Directive: Answer with a single number: the count of lines that hold "외삼촌은".

Raw data:
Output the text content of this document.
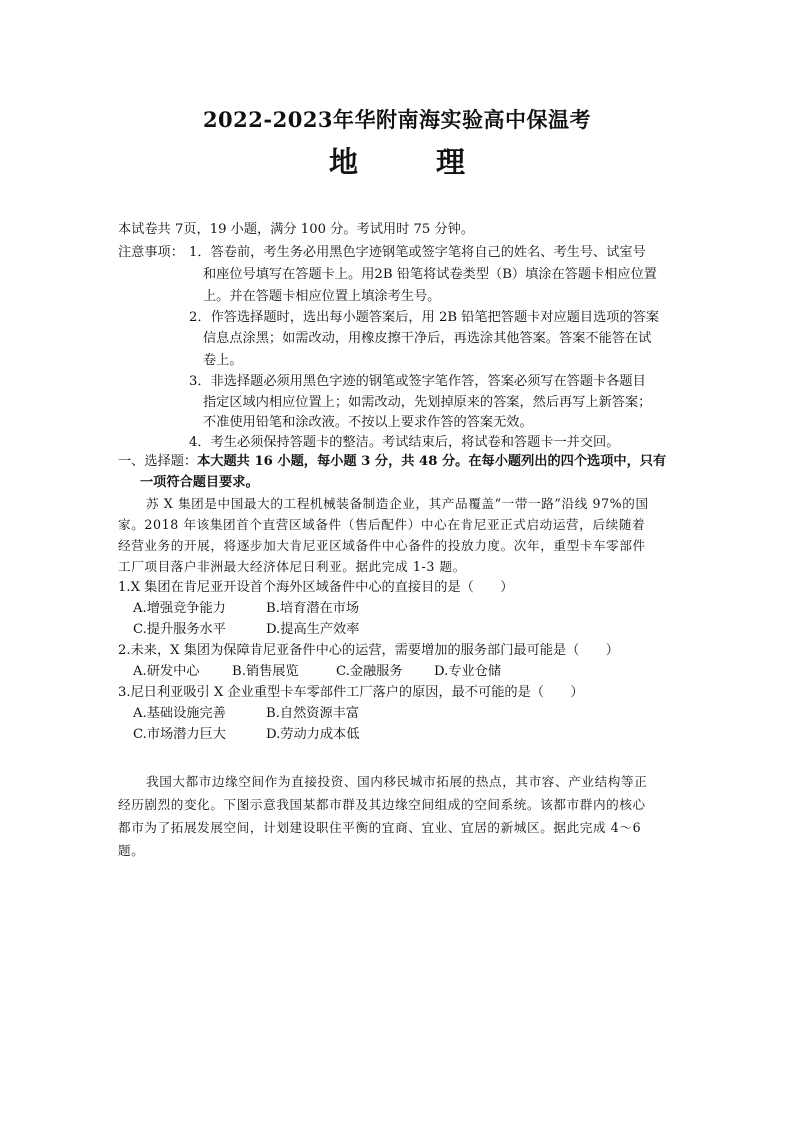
2022-2023年华附南海实验高中保温考
地 理
本试卷共 7页，19 小题，满分 100 分。考试用时 75 分钟。
注意事项： 1．答卷前，考生务必用黑色字迹钢笔或签字笔将自己的姓名、考生号、试室号
和座位号填写在答题卡上。用2B 铅笔将试卷类型（B）填涂在答题卡相应位置
上。并在答题卡相应位置上填涂考生号。
2．作答选择题时，选出每小题答案后，用 2B 铅笔把答题卡对应题目选项的答案
信息点涂黑；如需改动，用橡皮擦干净后，再选涂其他答案。答案不能答在试
卷上。
3．非选择题必须用黑色字迹的钢笔或签字笔作答，答案必须写在答题卡各题目
指定区域内相应位置上；如需改动，先划掉原来的答案，然后再写上新答案；
不准使用铅笔和涂改液。不按以上要求作答的答案无效。
4．考生必须保持答题卡的整洁。考试结束后，将试卷和答题卡一并交回。
一、选择题：本大题共 16 小题，每小题 3 分，共 48 分。在每小题列出的四个选项中，只有
一项符合题目要求。
苏 X 集团是中国最大的工程机械装备制造企业，其产品覆盖“一带一路”沿线 97%的国
家。2018 年该集团首个直营区域备件（售后配件）中心在肯尼亚正式启动运营，后续随着
经营业务的开展，将逐步加大肯尼亚区域备件中心备件的投放力度。次年，重型卡车零部件
工厂项目落户非洲最大经济体尼日利亚。据此完成 1-3 题。
1.X 集团在肯尼亚开设首个海外区域备件中心的直接目的是（　　）
A.增强竞争能力	B.培育潜在市场
C.提升服务水平	D.提高生产效率
2.未来，X 集团为保障肯尼亚备件中心的运营，需要增加的服务部门最可能是（　　）
A.研发中心 B.销售展览	C.金融服务 D.专业仓储
3.尼日利亚吸引 X 企业重型卡车零部件工厂落户的原因，最不可能的是（　　）
A.基础设施完善	B.自然资源丰富
C.市场潜力巨大	D.劳动力成本低
我国大都市边缘空间作为直接投资、国内移民城市拓展的热点，其市容、产业结构等正
经历剧烈的变化。下图示意我国某都市群及其边缘空间组成的空间系统。该都市群内的核心
都市为了拓展发展空间，计划建设职住平衡的宜商、宜业、宜居的新城区。据此完成 4～6
题。
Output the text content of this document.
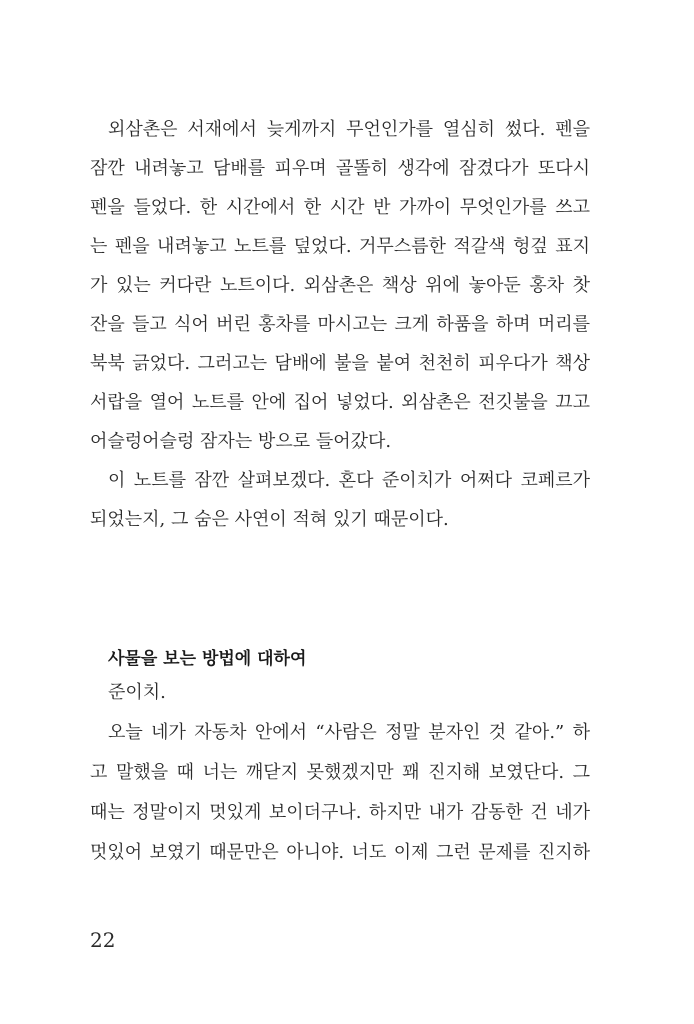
외삼촌은 서재에서 늦게까지 무언인가를 열심히 썼다. 펜을
잠깐 내려놓고 담배를 피우며 골똘히 생각에 잠겼다가 또다시
펜을 들었다. 한 시간에서 한 시간 반 가까이 무엇인가를 쓰고
는 펜을 내려놓고 노트를 덮었다. 거무스름한 적갈색 헝겊 표지
가 있는 커다란 노트이다. 외삼촌은 책상 위에 놓아둔 홍차 찻
잔을 들고 식어 버린 홍차를 마시고는 크게 하품을 하며 머리를
북북 긁었다. 그러고는 담배에 불을 붙여 천천히 피우다가 책상
서랍을 열어 노트를 안에 집어 넣었다. 외삼촌은 전깃불을 끄고
어슬렁어슬렁 잠자는 방으로 들어갔다.
이 노트를 잠깐 살펴보겠다. 혼다 준이치가 어쩌다 코페르가
되었는지, 그 숨은 사연이 적혀 있기 때문이다.
사물을 보는 방법에 대하여
준이치.
오늘 네가 자동차 안에서 “사람은 정말 분자인 것 같아.” 하
고 말했을 때 너는 깨닫지 못했겠지만 꽤 진지해 보였단다. 그
때는 정말이지 멋있게 보이더구나. 하지만 내가 감동한 건 네가
멋있어 보였기 때문만은 아니야. 너도 이제 그런 문제를 진지하
22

Task output: 3